### REQUEST
Transcribe each of the records below exactly, excluding all pictures.

### SOURCE RECORDS
▼

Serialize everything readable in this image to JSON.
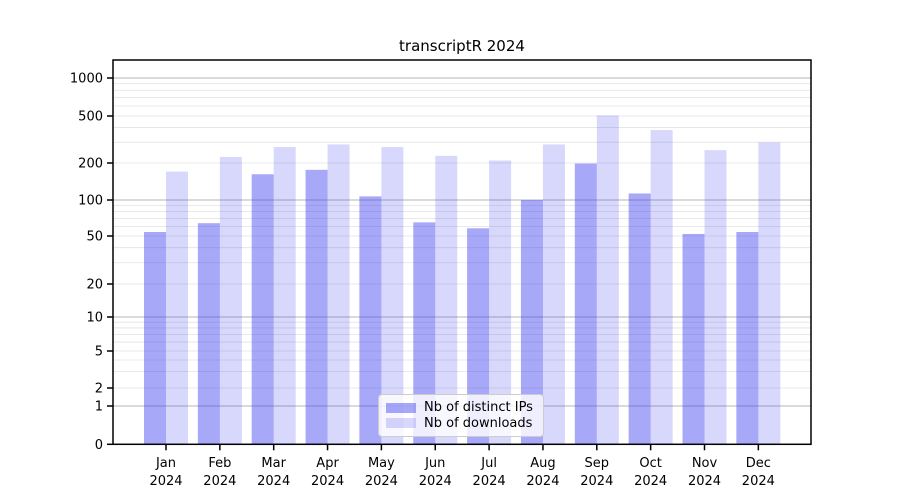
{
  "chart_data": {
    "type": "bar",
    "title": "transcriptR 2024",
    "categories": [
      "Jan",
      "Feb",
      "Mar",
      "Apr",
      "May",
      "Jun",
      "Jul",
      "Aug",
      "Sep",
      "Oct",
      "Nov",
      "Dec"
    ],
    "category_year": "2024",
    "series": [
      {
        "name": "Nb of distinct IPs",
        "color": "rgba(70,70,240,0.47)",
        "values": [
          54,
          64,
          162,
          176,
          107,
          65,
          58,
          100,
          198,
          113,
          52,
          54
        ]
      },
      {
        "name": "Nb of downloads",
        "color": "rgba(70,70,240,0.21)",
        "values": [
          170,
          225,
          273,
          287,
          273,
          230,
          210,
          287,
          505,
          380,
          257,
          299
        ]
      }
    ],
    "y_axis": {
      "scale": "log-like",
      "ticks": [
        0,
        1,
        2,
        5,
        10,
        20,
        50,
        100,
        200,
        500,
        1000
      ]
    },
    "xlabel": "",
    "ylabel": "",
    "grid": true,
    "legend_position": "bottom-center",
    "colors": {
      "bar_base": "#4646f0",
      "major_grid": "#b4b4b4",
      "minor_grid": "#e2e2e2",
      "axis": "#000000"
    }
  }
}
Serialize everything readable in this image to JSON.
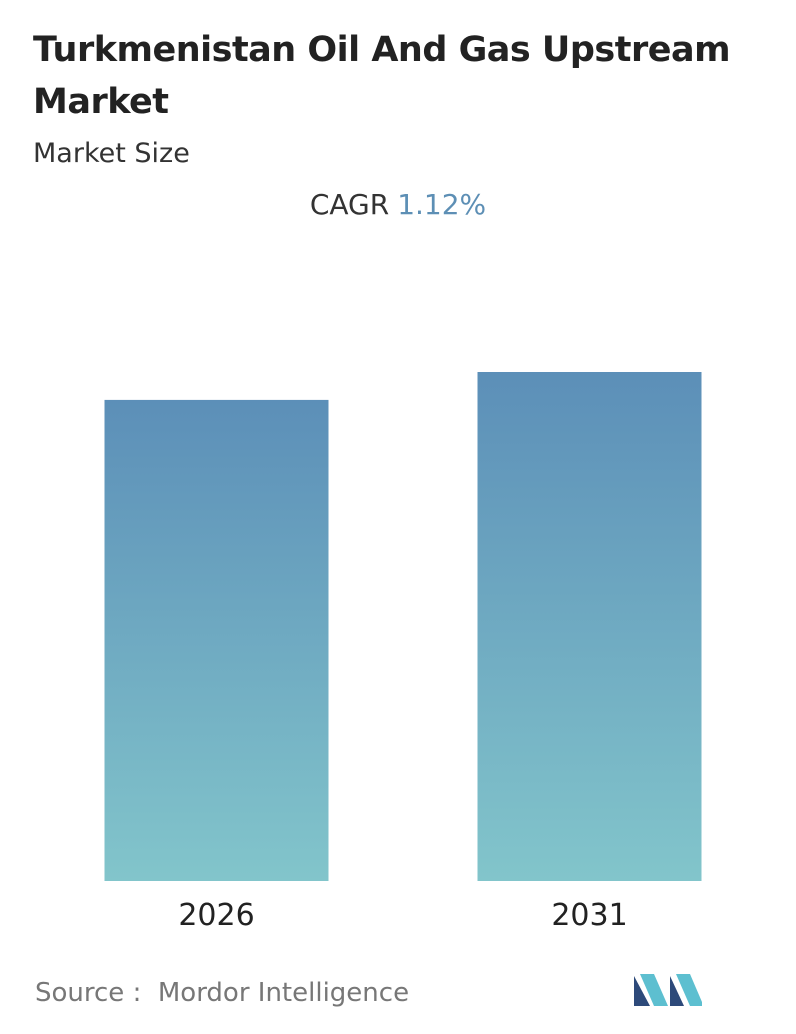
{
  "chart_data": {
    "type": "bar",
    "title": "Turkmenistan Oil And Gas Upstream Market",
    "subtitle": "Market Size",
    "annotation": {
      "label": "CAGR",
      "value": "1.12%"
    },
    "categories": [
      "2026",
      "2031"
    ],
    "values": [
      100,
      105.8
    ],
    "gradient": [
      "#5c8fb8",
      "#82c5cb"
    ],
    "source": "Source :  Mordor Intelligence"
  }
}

▲

### COMPLETED TASK
Serialize everything readable in this image to JSON.
{
  "chart_data": {
    "type": "bar",
    "title": "transcriptR 2024",
    "categories": [
      "Jan",
      "Feb",
      "Mar",
      "Apr",
      "May",
      "Jun",
      "Jul",
      "Aug",
      "Sep",
      "Oct",
      "Nov",
      "Dec"
    ],
    "category_year": "2024",
    "series": [
      {
        "name": "Nb of distinct IPs",
        "color": "rgba(70,70,240,0.47)",
        "values": [
          54,
          64,
          162,
          176,
          107,
          65,
          58,
          100,
          198,
          113,
          52,
          54
        ]
      },
      {
        "name": "Nb of downloads",
        "color": "rgba(70,70,240,0.21)",
        "values": [
          170,
          225,
          273,
          287,
          273,
          230,
          210,
          287,
          505,
          380,
          257,
          299
        ]
      }
    ],
    "y_axis": {
      "scale": "log-like",
      "ticks": [
        0,
        1,
        2,
        5,
        10,
        20,
        50,
        100,
        200,
        500,
        1000
      ]
    },
    "xlabel": "",
    "ylabel": "",
    "grid": true,
    "legend_position": "bottom-center",
    "colors": {
      "bar_base": "#4646f0",
      "major_grid": "#b4b4b4",
      "minor_grid": "#e2e2e2",
      "axis": "#000000"
    }
  }
}
Serialize everything readable in this image to JSON.
{
  "chart_data": {
    "type": "bar",
    "title": "Turkmenistan Oil And Gas Upstream Market",
    "subtitle": "Market Size",
    "annotation": {
      "label": "CAGR",
      "value": "1.12%"
    },
    "categories": [
      "2026",
      "2031"
    ],
    "values": [
      100,
      105.8
    ],
    "gradient": [
      "#5c8fb8",
      "#82c5cb"
    ],
    "source": "Source :  Mordor Intelligence"
  }
}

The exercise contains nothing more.